## What you have to do
Each line that follows should be printed again exactly as it stands.

## Source material
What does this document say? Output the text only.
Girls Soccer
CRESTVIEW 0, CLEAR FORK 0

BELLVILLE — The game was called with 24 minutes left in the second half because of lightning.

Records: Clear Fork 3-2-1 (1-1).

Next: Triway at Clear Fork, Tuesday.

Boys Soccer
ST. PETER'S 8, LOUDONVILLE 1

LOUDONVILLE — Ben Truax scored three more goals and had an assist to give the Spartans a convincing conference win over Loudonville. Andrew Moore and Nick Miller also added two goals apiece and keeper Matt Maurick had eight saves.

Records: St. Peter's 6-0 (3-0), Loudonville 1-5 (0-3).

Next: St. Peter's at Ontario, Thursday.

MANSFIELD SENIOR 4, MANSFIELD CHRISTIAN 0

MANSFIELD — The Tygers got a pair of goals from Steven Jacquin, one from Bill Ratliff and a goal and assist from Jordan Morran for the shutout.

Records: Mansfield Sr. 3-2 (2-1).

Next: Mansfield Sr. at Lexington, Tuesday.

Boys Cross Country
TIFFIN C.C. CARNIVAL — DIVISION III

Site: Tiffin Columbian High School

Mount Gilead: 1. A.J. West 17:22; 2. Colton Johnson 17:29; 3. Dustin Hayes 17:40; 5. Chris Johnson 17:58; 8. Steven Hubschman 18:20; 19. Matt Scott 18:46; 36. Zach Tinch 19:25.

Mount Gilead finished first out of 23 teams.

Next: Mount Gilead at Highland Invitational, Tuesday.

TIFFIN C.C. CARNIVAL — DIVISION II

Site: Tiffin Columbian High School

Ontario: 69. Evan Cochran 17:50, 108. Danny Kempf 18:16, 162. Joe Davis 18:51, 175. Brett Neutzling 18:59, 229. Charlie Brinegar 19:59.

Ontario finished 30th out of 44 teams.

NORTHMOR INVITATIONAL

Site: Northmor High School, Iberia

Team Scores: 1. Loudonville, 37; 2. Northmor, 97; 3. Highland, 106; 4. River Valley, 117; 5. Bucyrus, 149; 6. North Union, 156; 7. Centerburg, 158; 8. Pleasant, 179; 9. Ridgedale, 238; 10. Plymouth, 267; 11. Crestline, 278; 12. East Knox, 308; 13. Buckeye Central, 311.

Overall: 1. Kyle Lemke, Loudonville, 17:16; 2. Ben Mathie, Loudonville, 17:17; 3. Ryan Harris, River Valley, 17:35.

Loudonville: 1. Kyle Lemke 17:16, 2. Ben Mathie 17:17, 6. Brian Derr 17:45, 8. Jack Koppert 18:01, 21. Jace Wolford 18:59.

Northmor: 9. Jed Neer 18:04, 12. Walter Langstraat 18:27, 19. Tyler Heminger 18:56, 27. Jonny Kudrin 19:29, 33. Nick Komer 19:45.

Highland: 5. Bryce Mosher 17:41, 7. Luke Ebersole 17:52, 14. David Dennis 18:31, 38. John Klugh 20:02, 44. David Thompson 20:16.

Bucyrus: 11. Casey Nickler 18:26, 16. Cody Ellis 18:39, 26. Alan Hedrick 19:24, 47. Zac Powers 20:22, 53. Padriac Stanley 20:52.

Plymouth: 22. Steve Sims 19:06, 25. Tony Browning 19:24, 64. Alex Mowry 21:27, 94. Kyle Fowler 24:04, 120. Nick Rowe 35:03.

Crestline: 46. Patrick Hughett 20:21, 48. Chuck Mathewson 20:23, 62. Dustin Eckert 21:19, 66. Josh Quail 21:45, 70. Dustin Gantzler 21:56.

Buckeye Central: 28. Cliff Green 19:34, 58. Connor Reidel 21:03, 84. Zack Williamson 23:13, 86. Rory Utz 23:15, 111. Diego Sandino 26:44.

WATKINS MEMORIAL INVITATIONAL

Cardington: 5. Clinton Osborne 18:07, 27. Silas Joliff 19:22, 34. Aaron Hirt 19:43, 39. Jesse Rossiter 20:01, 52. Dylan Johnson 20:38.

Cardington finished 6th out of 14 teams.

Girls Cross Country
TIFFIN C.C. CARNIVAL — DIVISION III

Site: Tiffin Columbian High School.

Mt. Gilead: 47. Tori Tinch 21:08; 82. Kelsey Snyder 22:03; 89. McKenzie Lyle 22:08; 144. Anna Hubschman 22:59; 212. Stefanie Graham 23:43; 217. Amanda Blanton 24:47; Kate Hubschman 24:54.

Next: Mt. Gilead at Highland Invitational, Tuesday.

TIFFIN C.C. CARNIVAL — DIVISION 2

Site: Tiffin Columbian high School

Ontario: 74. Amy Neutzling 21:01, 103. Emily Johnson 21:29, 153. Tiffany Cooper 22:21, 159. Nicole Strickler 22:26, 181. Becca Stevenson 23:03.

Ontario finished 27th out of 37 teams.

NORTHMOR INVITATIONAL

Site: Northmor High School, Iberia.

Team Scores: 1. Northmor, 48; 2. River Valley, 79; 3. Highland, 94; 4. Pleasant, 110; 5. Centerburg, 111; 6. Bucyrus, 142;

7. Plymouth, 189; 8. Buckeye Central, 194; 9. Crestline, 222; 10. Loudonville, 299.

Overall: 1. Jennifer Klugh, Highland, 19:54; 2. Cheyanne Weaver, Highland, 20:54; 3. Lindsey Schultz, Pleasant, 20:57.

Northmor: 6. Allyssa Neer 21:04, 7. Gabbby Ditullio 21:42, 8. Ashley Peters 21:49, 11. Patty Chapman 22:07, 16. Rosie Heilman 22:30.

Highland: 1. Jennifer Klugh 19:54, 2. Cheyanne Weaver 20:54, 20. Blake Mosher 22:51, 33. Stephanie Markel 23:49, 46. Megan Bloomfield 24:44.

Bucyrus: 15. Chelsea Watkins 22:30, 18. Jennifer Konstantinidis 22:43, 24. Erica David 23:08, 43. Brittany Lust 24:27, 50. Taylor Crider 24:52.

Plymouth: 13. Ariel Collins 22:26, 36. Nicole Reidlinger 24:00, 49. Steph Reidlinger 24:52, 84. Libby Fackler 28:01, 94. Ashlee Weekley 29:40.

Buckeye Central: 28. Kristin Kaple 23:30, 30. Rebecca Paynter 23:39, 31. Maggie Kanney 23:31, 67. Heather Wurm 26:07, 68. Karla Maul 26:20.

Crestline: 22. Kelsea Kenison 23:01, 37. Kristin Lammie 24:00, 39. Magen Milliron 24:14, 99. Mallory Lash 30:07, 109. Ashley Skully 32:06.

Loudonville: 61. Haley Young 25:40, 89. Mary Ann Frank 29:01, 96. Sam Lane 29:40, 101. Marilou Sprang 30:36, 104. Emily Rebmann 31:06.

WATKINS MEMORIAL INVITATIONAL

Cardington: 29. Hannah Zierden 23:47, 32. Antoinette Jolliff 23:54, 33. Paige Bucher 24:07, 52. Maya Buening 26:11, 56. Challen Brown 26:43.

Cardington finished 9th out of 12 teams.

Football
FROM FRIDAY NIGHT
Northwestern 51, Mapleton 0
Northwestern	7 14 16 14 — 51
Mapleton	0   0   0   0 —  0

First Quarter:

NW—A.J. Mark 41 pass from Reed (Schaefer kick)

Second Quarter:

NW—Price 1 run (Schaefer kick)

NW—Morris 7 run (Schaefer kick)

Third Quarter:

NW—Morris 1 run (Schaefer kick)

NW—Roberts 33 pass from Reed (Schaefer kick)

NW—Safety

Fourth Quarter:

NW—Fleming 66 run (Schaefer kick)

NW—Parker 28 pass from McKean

## Answer to this problem
What does this document say? Output the text only.
Girls Soccer
CRESTVIEW 0, CLEAR FORK 0

BELLVILLE — The game was called with 24 minutes left in the second half because of lightning.

Records: Clear Fork 3-2-1 (1-1).

Next: Triway at Clear Fork, Tuesday.

Boys Soccer
ST. PETER'S 8, LOUDONVILLE 1

LOUDONVILLE — Ben Truax scored three more goals and had an assist to give the Spartans a convincing conference win over Loudonville. Andrew Moore and Nick Miller also added two goals apiece and keeper Matt Maurick had eight saves.

Records: St. Peter's 6-0 (3-0), Loudonville 1-5 (0-3).

Next: St. Peter's at Ontario, Thursday.

MANSFIELD SENIOR 4, MANSFIELD CHRISTIAN 0

MANSFIELD — The Tygers got a pair of goals from Steven Jacquin, one from Bill Ratliff and a goal and assist from Jordan Morran for the shutout.

Records: Mansfield Sr. 3-2 (2-1).

Next: Mansfield Sr. at Lexington, Tuesday.

Boys Cross Country
TIFFIN C.C. CARNIVAL — DIVISION III

Site: Tiffin Columbian High School

Mount Gilead: 1. A.J. West 17:22; 2. Colton Johnson 17:29; 3. Dustin Hayes 17:40; 5. Chris Johnson 17:58; 8. Steven Hubschman 18:20; 19. Matt Scott 18:46; 36. Zach Tinch 19:25.

Mount Gilead finished first out of 23 teams.

Next: Mount Gilead at Highland Invitational, Tuesday.

TIFFIN C.C. CARNIVAL — DIVISION II

Site: Tiffin Columbian High School

Ontario: 69. Evan Cochran 17:50, 108. Danny Kempf 18:16, 162. Joe Davis 18:51, 175. Brett Neutzling 18:59, 229. Charlie Brinegar 19:59.

Ontario finished 30th out of 44 teams.

NORTHMOR INVITATIONAL

Site: Northmor High School, Iberia

Team Scores: 1. Loudonville, 37; 2. Northmor, 97; 3. Highland, 106; 4. River Valley, 117; 5. Bucyrus, 149; 6. North Union, 156; 7. Centerburg, 158; 8. Pleasant, 179; 9. Ridgedale, 238; 10. Plymouth, 267; 11. Crestline, 278; 12. East Knox, 308; 13. Buckeye Central, 311.

Overall: 1. Kyle Lemke, Loudonville, 17:16; 2. Ben Mathie, Loudonville, 17:17; 3. Ryan Harris, River Valley, 17:35.

Loudonville: 1. Kyle Lemke 17:16, 2. Ben Mathie 17:17, 6. Brian Derr 17:45, 8. Jack Koppert 18:01, 21. Jace Wolford 18:59.

Northmor: 9. Jed Neer 18:04, 12. Walter Langstraat 18:27, 19. Tyler Heminger 18:56, 27. Jonny Kudrin 19:29, 33. Nick Komer 19:45.

Highland: 5. Bryce Mosher 17:41, 7. Luke Ebersole 17:52, 14. David Dennis 18:31, 38. John Klugh 20:02, 44. David Thompson 20:16.

Bucyrus: 11. Casey Nickler 18:26, 16. Cody Ellis 18:39, 26. Alan Hedrick 19:24, 47. Zac Powers 20:22, 53. Padriac Stanley 20:52.

Plymouth: 22. Steve Sims 19:06, 25. Tony Browning 19:24, 64. Alex Mowry 21:27, 94. Kyle Fowler 24:04, 120. Nick Rowe 35:03.

Crestline: 46. Patrick Hughett 20:21, 48. Chuck Mathewson 20:23, 62. Dustin Eckert 21:19, 66. Josh Quail 21:45, 70. Dustin Gantzler 21:56.

Buckeye Central: 28. Cliff Green 19:34, 58. Connor Reidel 21:03, 84. Zack Williamson 23:13, 86. Rory Utz 23:15, 111. Diego Sandino 26:44.

WATKINS MEMORIAL INVITATIONAL

Cardington: 5. Clinton Osborne 18:07, 27. Silas Joliff 19:22, 34. Aaron Hirt 19:43, 39. Jesse Rossiter 20:01, 52. Dylan Johnson 20:38.

Cardington finished 6th out of 14 teams.

Girls Cross Country
TIFFIN C.C. CARNIVAL — DIVISION III

Site: Tiffin Columbian High School.

Mt. Gilead: 47. Tori Tinch 21:08; 82. Kelsey Snyder 22:03; 89. McKenzie Lyle 22:08; 144. Anna Hubschman 22:59; 212. Stefanie Graham 23:43; 217. Amanda Blanton 24:47; Kate Hubschman 24:54.

Next: Mt. Gilead at Highland Invitational, Tuesday.

TIFFIN C.C. CARNIVAL — DIVISION 2

Site: Tiffin Columbian high School

Ontario: 74. Amy Neutzling 21:01, 103. Emily Johnson 21:29, 153. Tiffany Cooper 22:21, 159. Nicole Strickler 22:26, 181. Becca Stevenson 23:03.

Ontario finished 27th out of 37 teams.

NORTHMOR INVITATIONAL

Site: Northmor High School, Iberia.

Team Scores: 1. Northmor, 48; 2. River Valley, 79; 3. Highland, 94; 4. Pleasant, 110; 5. Centerburg, 111; 6. Bucyrus, 142;

7. Plymouth, 189; 8. Buckeye Central, 194; 9. Crestline, 222; 10. Loudonville, 299.

Overall: 1. Jennifer Klugh, Highland, 19:54; 2. Cheyanne Weaver, Highland, 20:54; 3. Lindsey Schultz, Pleasant, 20:57.

Northmor: 6. Allyssa Neer 21:04, 7. Gabbby Ditullio 21:42, 8. Ashley Peters 21:49, 11. Patty Chapman 22:07, 16. Rosie Heilman 22:30.

Highland: 1. Jennifer Klugh 19:54, 2. Cheyanne Weaver 20:54, 20. Blake Mosher 22:51, 33. Stephanie Markel 23:49, 46. Megan Bloomfield 24:44.

Bucyrus: 15. Chelsea Watkins 22:30, 18. Jennifer Konstantinidis 22:43, 24. Erica David 23:08, 43. Brittany Lust 24:27, 50. Taylor Crider 24:52.

Plymouth: 13. Ariel Collins 22:26, 36. Nicole Reidlinger 24:00, 49. Steph Reidlinger 24:52, 84. Libby Fackler 28:01, 94. Ashlee Weekley 29:40.

Buckeye Central: 28. Kristin Kaple 23:30, 30. Rebecca Paynter 23:39, 31. Maggie Kanney 23:31, 67. Heather Wurm 26:07, 68. Karla Maul 26:20.

Crestline: 22. Kelsea Kenison 23:01, 37. Kristin Lammie 24:00, 39. Magen Milliron 24:14, 99. Mallory Lash 30:07, 109. Ashley Skully 32:06.

Loudonville: 61. Haley Young 25:40, 89. Mary Ann Frank 29:01, 96. Sam Lane 29:40, 101. Marilou Sprang 30:36, 104. Emily Rebmann 31:06.

WATKINS MEMORIAL INVITATIONAL

Cardington: 29. Hannah Zierden 23:47, 32. Antoinette Jolliff 23:54, 33. Paige Bucher 24:07, 52. Maya Buening 26:11, 56. Challen Brown 26:43.

Cardington finished 9th out of 12 teams.

Football
FROM FRIDAY NIGHT
Northwestern 51, Mapleton 0
Northwestern	7 14 16 14 — 51
Mapleton	0   0   0   0 —  0

First Quarter:

NW—A.J. Mark 41 pass from Reed (Schaefer kick)

Second Quarter:

NW—Price 1 run (Schaefer kick)

NW—Morris 7 run (Schaefer kick)

Third Quarter:

NW—Morris 1 run (Schaefer kick)

NW—Roberts 33 pass from Reed (Schaefer kick)

NW—Safety

Fourth Quarter:

NW—Fleming 66 run (Schaefer kick)

NW—Parker 28 pass from McKean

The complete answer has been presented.